• [TASK OBJECTIVE]:
Return the exact lines spanning from the line with "Read all visible content and emit it as JSON." through the last line of the entries, boundaries included, and no others.

• [RECORDS SUPPLIED]:
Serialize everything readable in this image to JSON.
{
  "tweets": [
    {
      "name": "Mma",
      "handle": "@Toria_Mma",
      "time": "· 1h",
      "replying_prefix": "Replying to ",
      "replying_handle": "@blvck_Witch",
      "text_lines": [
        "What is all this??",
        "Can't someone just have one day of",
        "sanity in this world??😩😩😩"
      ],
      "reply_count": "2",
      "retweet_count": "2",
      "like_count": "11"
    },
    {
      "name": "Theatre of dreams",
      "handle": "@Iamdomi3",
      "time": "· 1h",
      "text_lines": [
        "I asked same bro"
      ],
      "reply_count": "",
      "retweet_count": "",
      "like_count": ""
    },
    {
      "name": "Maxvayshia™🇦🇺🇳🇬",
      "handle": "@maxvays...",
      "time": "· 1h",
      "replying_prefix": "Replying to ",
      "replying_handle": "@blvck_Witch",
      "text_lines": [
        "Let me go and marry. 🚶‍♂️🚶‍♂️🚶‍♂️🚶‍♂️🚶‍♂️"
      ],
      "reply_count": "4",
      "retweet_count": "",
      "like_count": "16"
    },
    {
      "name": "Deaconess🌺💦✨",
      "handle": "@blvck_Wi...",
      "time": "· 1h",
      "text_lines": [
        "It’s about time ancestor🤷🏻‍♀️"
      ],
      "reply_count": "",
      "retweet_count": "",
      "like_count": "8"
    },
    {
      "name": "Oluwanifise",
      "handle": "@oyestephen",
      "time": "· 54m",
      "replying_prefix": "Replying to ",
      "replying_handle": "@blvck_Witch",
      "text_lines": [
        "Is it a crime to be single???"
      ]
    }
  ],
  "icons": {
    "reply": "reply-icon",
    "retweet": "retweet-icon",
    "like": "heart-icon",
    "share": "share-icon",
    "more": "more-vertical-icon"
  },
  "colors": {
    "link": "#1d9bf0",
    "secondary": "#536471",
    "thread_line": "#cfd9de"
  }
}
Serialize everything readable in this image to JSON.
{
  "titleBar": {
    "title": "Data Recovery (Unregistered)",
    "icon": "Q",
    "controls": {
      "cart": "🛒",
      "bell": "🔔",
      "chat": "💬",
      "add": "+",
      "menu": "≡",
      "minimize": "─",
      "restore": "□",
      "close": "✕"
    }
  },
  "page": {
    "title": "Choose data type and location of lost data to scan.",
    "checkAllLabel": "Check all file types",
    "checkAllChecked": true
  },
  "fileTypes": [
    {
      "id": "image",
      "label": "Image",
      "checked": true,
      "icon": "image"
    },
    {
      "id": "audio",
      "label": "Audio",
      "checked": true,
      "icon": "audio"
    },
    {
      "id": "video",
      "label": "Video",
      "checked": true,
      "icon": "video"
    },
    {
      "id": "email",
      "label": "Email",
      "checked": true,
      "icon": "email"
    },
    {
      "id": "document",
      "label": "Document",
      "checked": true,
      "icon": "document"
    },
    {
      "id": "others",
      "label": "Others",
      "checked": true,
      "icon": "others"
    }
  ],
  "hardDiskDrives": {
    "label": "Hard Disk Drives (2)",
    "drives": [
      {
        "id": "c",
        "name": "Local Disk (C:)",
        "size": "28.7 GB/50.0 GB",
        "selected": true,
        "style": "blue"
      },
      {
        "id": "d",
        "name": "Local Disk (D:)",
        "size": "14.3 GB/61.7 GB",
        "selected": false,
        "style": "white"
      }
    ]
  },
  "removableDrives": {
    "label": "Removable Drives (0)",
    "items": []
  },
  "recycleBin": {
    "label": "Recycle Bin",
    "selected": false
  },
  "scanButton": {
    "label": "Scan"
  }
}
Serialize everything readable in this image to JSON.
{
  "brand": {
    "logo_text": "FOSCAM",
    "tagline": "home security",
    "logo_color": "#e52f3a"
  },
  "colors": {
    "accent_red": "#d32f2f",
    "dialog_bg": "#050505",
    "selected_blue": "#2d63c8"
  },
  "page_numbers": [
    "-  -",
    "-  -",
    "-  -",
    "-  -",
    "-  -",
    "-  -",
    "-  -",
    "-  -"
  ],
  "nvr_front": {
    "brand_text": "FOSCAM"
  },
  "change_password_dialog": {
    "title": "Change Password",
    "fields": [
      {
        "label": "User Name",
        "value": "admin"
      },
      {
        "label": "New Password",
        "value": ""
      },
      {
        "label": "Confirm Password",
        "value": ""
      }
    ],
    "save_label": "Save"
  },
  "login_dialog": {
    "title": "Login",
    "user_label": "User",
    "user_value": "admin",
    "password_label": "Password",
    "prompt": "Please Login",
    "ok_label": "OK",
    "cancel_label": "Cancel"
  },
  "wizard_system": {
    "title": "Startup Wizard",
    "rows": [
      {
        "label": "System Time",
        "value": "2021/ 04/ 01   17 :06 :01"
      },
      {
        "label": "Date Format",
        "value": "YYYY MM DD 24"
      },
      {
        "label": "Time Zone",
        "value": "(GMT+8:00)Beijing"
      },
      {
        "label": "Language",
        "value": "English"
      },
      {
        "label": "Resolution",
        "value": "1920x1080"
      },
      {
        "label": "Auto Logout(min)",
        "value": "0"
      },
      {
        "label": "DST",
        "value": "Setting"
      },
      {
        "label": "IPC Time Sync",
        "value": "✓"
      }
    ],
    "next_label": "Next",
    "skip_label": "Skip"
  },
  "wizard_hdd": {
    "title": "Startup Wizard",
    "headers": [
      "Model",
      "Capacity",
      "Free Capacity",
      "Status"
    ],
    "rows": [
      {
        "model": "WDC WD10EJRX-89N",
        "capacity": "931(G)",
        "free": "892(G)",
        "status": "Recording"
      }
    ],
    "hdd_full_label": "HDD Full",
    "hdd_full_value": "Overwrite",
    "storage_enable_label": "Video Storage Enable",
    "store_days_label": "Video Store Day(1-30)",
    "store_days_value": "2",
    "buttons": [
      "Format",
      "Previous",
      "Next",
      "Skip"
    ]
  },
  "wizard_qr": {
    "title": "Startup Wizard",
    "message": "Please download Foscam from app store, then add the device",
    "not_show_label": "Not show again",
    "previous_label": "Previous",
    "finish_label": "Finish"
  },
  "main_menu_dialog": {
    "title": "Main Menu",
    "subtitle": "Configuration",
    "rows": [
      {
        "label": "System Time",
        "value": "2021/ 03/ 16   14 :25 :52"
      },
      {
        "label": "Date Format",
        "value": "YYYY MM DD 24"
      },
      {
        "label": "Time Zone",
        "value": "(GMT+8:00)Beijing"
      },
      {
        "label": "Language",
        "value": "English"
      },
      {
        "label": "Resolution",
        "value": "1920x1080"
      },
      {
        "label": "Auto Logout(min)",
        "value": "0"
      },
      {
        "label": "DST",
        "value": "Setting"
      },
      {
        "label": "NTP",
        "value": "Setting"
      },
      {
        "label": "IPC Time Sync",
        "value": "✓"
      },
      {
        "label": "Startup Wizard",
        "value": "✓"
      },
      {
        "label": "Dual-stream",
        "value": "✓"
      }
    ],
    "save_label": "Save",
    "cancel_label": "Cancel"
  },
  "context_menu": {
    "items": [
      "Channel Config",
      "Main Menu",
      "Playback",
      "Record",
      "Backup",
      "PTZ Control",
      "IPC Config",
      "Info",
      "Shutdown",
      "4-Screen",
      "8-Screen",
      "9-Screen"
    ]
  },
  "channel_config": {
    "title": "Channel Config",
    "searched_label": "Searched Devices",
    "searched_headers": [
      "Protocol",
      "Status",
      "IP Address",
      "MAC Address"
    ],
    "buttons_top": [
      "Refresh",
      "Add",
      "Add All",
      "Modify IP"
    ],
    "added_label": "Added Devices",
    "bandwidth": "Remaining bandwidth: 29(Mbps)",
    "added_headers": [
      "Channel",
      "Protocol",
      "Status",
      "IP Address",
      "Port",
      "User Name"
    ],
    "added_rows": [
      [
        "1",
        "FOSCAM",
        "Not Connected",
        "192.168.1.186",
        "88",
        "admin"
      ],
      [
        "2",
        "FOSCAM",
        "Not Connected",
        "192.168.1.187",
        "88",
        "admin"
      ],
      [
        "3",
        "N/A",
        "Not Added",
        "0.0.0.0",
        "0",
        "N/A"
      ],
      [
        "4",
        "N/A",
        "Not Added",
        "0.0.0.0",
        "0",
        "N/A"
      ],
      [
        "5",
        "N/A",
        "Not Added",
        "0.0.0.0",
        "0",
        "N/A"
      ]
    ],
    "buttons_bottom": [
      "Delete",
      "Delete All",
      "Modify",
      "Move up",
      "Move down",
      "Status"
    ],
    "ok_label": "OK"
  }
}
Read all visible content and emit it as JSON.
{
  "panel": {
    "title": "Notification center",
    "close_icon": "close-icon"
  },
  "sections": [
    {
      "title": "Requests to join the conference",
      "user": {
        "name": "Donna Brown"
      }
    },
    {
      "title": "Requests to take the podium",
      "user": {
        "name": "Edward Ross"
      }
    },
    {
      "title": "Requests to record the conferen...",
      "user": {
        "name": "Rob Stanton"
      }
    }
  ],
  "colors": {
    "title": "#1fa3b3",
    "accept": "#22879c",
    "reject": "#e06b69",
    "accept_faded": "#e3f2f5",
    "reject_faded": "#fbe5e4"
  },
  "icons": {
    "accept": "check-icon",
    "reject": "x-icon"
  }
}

• [THE REPLY]:
Read all visible content and emit it as JSON.
{
  "panel": {
    "title": "Notification center",
    "close_icon": "close-icon"
  },
  "sections": [
    {
      "title": "Requests to join the conference",
      "user": {
        "name": "Donna Brown"
      }
    },
    {
      "title": "Requests to take the podium",
      "user": {
        "name": "Edward Ross"
      }
    },
    {
      "title": "Requests to record the conferen...",
      "user": {
        "name": "Rob Stanton"
      }
    }
  ],
  "colors": {
    "title": "#1fa3b3",
    "accept": "#22879c",
    "reject": "#e06b69",
    "accept_faded": "#e3f2f5",
    "reject_faded": "#fbe5e4"
  },
  "icons": {
    "accept": "check-icon",
    "reject": "x-icon"
  }
}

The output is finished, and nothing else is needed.